> **AIM OF THE TASK**: Copy every line in which the string "store" occurs.

'''

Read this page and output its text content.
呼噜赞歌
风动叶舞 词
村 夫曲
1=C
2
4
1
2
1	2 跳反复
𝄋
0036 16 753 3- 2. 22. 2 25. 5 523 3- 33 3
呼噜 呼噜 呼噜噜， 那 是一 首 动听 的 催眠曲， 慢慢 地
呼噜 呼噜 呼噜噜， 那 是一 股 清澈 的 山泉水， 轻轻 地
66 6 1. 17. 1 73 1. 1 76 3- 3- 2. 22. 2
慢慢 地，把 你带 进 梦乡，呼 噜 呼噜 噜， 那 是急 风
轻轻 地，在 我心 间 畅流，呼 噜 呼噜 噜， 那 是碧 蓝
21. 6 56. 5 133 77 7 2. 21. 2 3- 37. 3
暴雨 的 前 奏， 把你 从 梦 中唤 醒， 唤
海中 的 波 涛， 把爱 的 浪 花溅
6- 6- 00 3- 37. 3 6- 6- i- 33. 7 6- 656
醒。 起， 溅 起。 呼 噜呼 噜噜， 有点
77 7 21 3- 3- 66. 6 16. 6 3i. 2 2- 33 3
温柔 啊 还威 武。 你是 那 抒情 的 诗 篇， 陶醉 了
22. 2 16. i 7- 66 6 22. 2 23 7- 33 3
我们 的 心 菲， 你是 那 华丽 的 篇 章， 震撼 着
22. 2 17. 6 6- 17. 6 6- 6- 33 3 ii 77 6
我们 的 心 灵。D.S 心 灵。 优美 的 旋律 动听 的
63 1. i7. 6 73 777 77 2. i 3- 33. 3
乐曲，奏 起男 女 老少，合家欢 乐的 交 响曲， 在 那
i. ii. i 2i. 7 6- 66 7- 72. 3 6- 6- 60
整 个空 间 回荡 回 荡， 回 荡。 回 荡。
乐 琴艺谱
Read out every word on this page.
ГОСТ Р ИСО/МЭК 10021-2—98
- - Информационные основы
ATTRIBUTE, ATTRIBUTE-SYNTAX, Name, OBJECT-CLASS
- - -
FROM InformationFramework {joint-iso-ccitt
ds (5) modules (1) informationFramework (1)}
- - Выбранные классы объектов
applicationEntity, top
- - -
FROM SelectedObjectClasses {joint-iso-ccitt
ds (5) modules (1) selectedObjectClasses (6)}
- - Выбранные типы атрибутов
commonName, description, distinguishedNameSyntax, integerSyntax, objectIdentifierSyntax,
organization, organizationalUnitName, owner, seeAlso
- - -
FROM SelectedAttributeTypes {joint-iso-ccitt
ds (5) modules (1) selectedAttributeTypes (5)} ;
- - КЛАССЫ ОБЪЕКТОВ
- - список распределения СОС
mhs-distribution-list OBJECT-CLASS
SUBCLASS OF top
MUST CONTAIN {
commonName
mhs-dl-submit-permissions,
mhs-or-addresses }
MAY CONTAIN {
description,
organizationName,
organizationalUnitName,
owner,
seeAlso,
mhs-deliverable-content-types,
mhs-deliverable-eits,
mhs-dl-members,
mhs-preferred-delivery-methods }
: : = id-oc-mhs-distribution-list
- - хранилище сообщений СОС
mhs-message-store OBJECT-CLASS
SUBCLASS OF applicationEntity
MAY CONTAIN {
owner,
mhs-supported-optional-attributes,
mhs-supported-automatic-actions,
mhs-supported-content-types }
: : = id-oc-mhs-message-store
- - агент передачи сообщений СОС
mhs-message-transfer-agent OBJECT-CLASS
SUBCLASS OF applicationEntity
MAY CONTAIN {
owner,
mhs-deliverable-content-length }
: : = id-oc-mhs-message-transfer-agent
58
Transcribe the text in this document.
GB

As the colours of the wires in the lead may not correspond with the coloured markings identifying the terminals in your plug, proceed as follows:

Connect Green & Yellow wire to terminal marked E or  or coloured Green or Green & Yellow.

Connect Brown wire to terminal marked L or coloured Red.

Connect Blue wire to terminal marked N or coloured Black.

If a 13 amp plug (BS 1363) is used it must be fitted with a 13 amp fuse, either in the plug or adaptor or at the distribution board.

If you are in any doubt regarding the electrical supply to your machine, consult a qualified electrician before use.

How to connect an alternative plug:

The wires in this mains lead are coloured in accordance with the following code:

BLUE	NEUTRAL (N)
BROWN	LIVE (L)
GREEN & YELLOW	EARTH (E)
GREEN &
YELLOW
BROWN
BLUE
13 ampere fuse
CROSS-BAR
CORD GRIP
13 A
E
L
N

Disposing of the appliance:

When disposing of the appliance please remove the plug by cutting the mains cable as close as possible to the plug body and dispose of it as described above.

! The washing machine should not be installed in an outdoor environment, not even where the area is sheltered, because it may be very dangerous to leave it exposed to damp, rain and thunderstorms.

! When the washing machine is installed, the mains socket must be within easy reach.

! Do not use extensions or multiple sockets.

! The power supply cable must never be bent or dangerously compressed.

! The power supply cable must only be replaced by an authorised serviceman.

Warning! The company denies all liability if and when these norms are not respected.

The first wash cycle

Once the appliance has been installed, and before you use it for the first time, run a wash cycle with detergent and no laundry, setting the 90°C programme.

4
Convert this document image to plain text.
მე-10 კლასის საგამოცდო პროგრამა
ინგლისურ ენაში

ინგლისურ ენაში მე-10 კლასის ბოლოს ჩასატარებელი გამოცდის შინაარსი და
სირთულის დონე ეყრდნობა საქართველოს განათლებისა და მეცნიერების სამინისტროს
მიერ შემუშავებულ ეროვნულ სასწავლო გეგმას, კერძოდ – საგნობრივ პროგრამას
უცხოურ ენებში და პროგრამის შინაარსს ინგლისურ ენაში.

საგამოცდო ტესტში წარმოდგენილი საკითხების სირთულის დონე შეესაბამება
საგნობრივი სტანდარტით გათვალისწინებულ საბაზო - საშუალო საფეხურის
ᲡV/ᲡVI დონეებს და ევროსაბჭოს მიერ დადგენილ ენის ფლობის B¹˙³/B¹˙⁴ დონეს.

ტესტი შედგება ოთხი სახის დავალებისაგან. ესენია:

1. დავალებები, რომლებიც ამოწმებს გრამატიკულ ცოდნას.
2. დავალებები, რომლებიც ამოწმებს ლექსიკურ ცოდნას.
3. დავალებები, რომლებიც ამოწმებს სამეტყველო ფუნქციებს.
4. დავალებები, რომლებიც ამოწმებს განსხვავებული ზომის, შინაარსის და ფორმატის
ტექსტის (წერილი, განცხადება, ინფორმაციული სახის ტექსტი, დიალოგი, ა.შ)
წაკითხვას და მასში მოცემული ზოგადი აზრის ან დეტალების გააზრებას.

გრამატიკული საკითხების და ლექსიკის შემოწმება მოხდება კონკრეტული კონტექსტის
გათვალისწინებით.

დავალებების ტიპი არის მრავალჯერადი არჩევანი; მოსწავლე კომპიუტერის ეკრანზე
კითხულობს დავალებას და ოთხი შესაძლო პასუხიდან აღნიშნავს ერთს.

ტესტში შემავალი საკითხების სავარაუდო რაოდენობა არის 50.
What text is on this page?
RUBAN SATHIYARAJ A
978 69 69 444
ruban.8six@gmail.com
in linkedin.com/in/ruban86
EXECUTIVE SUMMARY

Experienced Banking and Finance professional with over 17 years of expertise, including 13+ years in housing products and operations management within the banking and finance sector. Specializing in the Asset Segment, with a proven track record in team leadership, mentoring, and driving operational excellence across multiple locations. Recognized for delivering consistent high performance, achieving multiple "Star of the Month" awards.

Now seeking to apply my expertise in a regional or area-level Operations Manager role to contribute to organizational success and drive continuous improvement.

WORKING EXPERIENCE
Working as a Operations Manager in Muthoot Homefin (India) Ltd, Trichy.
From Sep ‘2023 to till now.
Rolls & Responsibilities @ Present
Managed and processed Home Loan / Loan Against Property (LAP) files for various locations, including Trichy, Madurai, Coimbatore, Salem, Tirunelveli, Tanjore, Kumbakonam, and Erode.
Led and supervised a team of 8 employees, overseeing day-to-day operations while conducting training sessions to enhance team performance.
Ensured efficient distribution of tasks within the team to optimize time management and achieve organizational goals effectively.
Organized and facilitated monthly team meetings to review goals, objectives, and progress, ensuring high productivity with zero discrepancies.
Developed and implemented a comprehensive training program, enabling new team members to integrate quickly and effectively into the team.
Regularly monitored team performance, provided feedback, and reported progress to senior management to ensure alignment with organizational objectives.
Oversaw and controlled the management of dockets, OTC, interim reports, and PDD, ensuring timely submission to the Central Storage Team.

'''

> **RESULT OF THIS EXERCISE**:
mhs-message-store OBJECT-CLASS
: : = id-oc-mhs-message-store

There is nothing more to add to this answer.